▸ **Objective**:
Show only lines that include "HOGAR".

▸ **Supplied data**:
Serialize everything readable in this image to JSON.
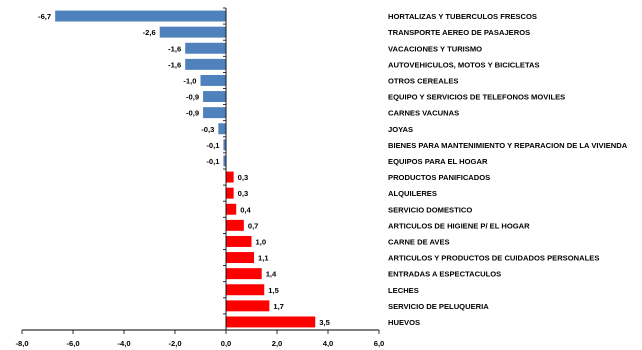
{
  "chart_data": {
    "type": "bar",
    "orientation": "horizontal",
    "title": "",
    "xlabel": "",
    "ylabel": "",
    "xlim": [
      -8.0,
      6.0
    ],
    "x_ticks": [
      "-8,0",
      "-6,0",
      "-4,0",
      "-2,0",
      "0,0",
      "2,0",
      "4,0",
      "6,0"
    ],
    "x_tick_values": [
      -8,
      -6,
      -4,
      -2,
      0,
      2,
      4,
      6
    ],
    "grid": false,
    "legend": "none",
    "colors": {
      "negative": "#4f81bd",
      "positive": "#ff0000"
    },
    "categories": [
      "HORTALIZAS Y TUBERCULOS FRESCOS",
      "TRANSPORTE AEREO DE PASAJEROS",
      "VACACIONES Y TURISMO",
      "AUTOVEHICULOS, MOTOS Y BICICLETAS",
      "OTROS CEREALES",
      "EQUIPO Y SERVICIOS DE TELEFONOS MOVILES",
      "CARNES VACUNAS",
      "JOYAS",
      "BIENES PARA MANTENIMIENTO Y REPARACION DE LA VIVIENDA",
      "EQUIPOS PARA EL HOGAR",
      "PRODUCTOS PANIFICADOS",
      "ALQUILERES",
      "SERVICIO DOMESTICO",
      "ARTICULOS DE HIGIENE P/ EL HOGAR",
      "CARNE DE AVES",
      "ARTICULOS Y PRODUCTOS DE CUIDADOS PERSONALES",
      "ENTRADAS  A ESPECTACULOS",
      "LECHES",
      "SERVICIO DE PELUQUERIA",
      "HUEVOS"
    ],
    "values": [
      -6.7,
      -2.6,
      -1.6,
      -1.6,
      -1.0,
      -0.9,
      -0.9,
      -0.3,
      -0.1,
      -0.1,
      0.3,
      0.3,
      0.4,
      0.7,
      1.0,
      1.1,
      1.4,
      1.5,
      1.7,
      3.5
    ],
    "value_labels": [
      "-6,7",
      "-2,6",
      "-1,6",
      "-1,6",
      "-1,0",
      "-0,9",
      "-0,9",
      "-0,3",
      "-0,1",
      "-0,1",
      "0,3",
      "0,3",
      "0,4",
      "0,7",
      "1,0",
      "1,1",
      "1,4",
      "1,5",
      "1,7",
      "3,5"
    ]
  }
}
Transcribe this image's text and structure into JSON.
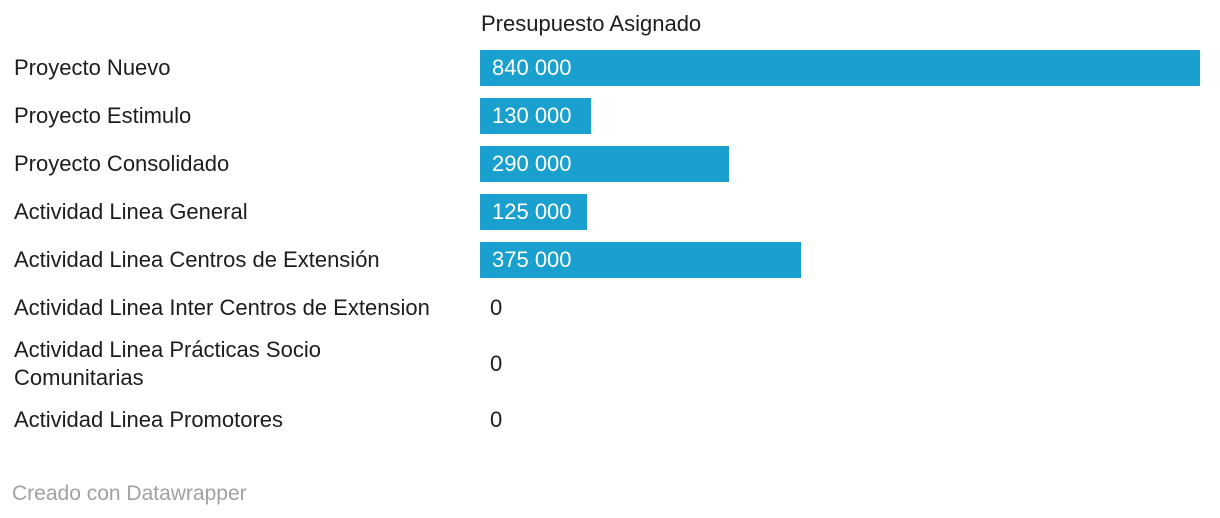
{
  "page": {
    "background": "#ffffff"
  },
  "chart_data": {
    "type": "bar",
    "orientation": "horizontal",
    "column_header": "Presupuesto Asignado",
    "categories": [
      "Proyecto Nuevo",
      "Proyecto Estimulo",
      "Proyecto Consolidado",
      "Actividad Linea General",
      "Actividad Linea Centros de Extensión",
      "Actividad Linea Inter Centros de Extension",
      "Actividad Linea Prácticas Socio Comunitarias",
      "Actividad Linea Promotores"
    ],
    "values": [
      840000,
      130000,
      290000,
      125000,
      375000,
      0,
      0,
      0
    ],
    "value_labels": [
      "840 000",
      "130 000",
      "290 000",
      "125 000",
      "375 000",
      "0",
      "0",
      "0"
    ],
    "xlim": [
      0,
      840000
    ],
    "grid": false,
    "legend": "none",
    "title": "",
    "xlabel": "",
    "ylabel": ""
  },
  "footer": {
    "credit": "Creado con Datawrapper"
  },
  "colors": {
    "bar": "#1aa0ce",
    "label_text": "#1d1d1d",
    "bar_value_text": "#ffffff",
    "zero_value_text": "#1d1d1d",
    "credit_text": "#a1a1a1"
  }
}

▸ **Response for this exercise**:
      "EQUIPOS PARA EL HOGAR",
      "ARTICULOS DE HIGIENE P/ EL HOGAR",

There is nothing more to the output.